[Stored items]
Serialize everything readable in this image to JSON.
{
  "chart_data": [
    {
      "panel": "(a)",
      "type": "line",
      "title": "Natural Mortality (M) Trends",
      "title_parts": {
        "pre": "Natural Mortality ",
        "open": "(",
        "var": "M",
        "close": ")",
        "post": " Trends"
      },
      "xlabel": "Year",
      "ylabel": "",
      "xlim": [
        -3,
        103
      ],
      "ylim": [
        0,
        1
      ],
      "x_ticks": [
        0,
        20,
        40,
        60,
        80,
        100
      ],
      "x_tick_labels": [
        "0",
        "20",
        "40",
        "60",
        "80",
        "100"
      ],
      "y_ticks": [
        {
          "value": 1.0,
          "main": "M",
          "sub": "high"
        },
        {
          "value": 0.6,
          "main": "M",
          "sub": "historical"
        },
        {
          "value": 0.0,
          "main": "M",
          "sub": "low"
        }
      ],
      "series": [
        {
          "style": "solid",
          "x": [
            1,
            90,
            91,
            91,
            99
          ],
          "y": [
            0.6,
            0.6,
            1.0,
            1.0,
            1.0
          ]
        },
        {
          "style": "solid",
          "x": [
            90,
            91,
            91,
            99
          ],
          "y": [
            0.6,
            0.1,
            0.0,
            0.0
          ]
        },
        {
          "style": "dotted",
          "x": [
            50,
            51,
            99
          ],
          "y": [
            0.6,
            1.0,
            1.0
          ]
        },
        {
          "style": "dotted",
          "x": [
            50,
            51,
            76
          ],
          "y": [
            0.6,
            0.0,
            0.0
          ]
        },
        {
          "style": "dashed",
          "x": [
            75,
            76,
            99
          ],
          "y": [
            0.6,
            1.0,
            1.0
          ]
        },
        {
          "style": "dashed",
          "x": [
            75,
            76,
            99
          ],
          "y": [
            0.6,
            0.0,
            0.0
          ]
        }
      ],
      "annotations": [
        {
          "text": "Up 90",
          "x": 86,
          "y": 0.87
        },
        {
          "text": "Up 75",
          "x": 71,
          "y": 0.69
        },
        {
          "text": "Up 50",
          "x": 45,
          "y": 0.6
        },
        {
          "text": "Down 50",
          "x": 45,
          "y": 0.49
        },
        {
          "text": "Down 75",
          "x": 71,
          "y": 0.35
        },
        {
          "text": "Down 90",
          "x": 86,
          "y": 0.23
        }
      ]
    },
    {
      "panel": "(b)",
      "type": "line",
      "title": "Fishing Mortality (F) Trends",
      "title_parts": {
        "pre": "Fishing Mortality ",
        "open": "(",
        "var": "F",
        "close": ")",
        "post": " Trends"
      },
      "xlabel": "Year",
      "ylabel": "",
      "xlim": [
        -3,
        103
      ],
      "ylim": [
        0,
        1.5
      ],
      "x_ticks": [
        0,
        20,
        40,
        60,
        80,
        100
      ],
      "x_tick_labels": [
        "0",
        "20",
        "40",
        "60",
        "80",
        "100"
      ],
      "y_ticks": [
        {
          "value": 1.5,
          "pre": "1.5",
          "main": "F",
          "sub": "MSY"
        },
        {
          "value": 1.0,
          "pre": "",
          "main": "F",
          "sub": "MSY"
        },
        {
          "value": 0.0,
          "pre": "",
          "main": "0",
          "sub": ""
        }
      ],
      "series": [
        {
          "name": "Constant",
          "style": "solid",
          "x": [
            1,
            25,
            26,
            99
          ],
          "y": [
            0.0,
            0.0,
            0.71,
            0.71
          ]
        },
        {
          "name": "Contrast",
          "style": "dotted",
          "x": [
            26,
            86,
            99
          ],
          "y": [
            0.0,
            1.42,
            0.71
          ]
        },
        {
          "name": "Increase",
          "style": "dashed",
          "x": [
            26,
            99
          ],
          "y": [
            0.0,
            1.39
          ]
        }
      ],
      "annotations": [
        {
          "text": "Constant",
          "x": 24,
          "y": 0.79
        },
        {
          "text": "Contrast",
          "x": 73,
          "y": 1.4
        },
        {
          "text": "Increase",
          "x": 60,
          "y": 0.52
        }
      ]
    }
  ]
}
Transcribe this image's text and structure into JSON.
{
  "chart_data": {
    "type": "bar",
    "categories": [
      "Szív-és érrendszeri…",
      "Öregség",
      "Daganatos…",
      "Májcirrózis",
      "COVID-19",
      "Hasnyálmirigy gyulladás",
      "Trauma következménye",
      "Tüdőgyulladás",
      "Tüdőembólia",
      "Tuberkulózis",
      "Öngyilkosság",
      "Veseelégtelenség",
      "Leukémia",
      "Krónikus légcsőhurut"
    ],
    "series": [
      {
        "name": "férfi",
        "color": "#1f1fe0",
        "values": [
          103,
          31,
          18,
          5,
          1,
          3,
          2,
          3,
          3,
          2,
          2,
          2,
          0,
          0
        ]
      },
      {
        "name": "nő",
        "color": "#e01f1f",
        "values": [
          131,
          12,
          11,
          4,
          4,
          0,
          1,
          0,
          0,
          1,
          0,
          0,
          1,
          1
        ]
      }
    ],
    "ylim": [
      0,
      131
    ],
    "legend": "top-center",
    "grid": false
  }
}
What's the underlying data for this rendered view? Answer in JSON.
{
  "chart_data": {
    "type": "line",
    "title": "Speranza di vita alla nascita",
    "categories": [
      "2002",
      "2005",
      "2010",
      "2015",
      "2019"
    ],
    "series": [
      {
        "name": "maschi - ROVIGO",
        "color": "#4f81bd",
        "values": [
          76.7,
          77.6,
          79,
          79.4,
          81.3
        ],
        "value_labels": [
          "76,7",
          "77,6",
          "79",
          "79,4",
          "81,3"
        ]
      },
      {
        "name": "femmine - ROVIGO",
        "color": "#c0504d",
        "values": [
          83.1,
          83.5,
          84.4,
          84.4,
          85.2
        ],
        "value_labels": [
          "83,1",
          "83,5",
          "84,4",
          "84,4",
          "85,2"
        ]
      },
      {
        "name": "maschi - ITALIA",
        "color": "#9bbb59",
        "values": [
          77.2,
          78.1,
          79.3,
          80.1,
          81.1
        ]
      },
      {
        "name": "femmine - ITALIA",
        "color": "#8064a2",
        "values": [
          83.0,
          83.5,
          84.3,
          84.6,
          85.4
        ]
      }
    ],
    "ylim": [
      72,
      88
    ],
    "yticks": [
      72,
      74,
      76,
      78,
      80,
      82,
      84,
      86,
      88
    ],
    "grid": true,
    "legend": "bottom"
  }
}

[Written task]
Where a line above contains the word "Mortality", copy that line.

[Finished exercise]
      "title": "Natural Mortality (M) Trends",
        "pre": "Natural Mortality ",
      "title": "Fishing Mortality (F) Trends",
        "pre": "Fishing Mortality ",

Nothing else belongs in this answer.